Article:
Emerald Ash Borer – Emerald ash borer continues to spread in Burlington, Mercer and Somerset counties. Trapping in August has discovered the ash tree-killing beetles in Edgewater Park and Westampton Township, Burlington County; Hamilton Township, Hopewell Borough, Princeton Township and West Windsor Township, Mercer County; Bridgewater Township, Hillsborough Township and Franklin Township, Somerset County.
First On-Farm Brewery -- Secretary Fisher toured Screamin’ Hill Brewery in Cream Ridge, the state’s first on-farm brewery on August 25. The brewery is part of Bullock Farms, a 100-acre permanently preserved farm in western Monmouth County. The brewery, owned by Brett Bullock, a sixth-generation farmer, and his friends Ryan Cole and Patrick Jones, is currently producing five varieties of beer using ingredients grown on the farm. New Jersey had been home to many breweries before Prohibition and the Great Depression and now, New Jersey’s beer industry is growing steadily, with many unique beer varieties. A limited brewery, also known by some as a craft brewery, is allowed to brew up to 300,000 barrels of beer a year. Screamin’ Hill is one of 33 limited breweries operating in New Jersey. Brett Bullock said he, Jones and Cole had been home brewing for 10 years when they got the idea of opening the brewery on his family’s farm. They are currently growing their own hop, a key beer ingredient, wheat for their wheat beer and pumpkins and habanero peppers as flavorings for their beers. They produce five varieties of beer.

Short exercise 1: Reproduce the entire news excerpt word for word.

Element-and-box listings
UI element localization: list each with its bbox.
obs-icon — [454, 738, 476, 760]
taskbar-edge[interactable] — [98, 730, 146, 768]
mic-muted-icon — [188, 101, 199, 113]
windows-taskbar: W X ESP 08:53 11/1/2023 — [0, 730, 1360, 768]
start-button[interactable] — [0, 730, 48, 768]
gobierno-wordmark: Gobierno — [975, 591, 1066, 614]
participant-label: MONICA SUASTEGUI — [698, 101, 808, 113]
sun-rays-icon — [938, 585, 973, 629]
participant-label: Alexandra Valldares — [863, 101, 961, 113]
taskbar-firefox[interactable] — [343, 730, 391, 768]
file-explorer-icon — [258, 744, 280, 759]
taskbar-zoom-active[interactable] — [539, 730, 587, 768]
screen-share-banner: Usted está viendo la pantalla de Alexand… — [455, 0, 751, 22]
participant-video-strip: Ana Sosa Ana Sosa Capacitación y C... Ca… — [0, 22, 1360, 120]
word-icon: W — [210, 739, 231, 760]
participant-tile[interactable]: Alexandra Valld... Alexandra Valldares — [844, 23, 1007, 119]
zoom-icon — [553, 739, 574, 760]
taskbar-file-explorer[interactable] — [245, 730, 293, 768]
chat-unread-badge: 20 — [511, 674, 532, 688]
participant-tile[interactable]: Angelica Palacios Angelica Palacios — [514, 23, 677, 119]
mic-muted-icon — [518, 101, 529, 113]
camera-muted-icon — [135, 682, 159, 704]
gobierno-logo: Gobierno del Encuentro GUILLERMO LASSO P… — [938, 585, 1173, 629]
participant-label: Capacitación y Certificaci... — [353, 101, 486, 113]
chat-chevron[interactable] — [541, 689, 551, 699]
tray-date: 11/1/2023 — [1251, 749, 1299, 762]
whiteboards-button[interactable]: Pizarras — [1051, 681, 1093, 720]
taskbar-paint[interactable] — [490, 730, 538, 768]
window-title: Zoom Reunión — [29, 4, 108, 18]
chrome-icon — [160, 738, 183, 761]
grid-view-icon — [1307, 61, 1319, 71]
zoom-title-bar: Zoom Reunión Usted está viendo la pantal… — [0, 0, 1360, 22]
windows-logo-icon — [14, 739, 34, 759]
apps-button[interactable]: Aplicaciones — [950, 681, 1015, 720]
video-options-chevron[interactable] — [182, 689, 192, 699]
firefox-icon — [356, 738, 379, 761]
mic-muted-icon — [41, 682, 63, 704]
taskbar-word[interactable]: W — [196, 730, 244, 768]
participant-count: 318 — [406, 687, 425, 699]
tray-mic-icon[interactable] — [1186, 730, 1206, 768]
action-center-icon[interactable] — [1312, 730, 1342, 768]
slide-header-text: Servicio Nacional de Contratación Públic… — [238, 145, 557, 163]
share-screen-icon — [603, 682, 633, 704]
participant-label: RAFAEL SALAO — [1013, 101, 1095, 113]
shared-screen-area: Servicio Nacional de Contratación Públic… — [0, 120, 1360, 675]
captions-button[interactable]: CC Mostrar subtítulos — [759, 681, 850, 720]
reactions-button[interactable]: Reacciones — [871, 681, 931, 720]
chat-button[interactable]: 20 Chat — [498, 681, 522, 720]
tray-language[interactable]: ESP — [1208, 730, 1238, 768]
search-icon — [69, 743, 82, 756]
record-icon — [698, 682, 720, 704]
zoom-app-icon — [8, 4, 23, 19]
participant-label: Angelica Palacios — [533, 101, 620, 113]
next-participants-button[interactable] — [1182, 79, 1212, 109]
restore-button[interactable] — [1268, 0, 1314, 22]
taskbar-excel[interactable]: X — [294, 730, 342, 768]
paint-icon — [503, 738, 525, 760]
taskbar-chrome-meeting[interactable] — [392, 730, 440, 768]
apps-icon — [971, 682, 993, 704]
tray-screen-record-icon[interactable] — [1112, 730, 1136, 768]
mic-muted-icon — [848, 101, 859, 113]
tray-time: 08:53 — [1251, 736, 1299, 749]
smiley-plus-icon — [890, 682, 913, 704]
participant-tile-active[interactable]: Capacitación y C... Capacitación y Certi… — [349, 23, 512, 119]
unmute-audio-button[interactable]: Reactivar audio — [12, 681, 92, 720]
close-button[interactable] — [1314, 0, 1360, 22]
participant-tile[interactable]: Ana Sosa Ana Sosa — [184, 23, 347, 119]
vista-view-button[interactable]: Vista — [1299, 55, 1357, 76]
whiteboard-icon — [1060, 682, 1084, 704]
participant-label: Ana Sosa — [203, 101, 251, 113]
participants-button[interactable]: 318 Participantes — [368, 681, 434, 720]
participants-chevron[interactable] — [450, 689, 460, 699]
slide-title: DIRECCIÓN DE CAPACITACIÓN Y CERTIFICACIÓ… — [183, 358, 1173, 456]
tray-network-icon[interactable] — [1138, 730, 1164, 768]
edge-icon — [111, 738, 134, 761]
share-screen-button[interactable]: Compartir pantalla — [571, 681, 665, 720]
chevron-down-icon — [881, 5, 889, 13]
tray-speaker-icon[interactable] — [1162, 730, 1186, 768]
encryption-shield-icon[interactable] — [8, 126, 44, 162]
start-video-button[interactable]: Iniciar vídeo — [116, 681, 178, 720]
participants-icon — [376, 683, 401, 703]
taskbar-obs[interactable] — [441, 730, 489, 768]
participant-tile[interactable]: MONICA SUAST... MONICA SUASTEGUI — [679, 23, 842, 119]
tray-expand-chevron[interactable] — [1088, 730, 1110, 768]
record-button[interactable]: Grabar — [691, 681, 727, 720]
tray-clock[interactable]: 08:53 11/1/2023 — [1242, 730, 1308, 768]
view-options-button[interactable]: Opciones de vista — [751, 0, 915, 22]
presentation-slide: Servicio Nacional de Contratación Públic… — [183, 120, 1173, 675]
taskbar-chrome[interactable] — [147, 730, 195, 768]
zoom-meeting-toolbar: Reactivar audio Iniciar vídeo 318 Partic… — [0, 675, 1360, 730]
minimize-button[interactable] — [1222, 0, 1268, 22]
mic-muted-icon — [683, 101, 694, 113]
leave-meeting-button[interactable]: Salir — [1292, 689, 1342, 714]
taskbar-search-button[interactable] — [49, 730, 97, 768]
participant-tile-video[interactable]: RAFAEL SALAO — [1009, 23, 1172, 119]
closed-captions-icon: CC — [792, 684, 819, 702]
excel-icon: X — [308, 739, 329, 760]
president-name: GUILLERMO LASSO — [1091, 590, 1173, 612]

Short exercise 2: Copy the lines of the listing word for word, starting at its first line and ending at the line that contains "file-explorer-icon — [258, 744, 280, 759]", with both of those lines included. Give no other lines.

Right answer 1:
Emerald Ash Borer – Emerald ash borer continues to spread in Burlington, Mercer and Somerset counties. Trapping in August has discovered the ash tree-killing beetles in Edgewater Park and Westampton Township, Burlington County; Hamilton Township, Hopewell Borough, Princeton Township and West Windsor Township, Mercer County; Bridgewater Township, Hillsborough Township and Franklin Township, Somerset County.
First On-Farm Brewery -- Secretary Fisher toured Screamin’ Hill Brewery in Cream Ridge, the state’s first on-farm brewery on August 25. The brewery is part of Bullock Farms, a 100-acre permanently preserved farm in western Monmouth County. The brewery, owned by Brett Bullock, a sixth-generation farmer, and his friends Ryan Cole and Patrick Jones, is currently producing five varieties of beer using ingredients grown on the farm. New Jersey had been home to many breweries before Prohibition and the Great Depression and now, New Jersey’s beer industry is growing steadily, with many unique beer varieties. A limited brewery, also known by some as a craft brewery, is allowed to brew up to 300,000 barrels of beer a year. Screamin’ Hill is one of 33 limited breweries operating in New Jersey. Brett Bullock said he, Jones and Cole had been home brewing for 10 years when they got the idea of opening the brewery on his family’s farm. They are currently growing their own hop, a key beer ingredient, wheat for their wheat beer and pumpkins and habanero peppers as flavorings for their beers. They produce five varieties of beer.

Right answer 2:
UI element localization: list each with its bbox.
obs-icon — [454, 738, 476, 760]
taskbar-edge[interactable] — [98, 730, 146, 768]
mic-muted-icon — [188, 101, 199, 113]
windows-taskbar: W X ESP 08:53 11/1/2023 — [0, 730, 1360, 768]
start-button[interactable] — [0, 730, 48, 768]
gobierno-wordmark: Gobierno — [975, 591, 1066, 614]
participant-label: MONICA SUASTEGUI — [698, 101, 808, 113]
sun-rays-icon — [938, 585, 973, 629]
participant-label: Alexandra Valldares — [863, 101, 961, 113]
taskbar-firefox[interactable] — [343, 730, 391, 768]
file-explorer-icon — [258, 744, 280, 759]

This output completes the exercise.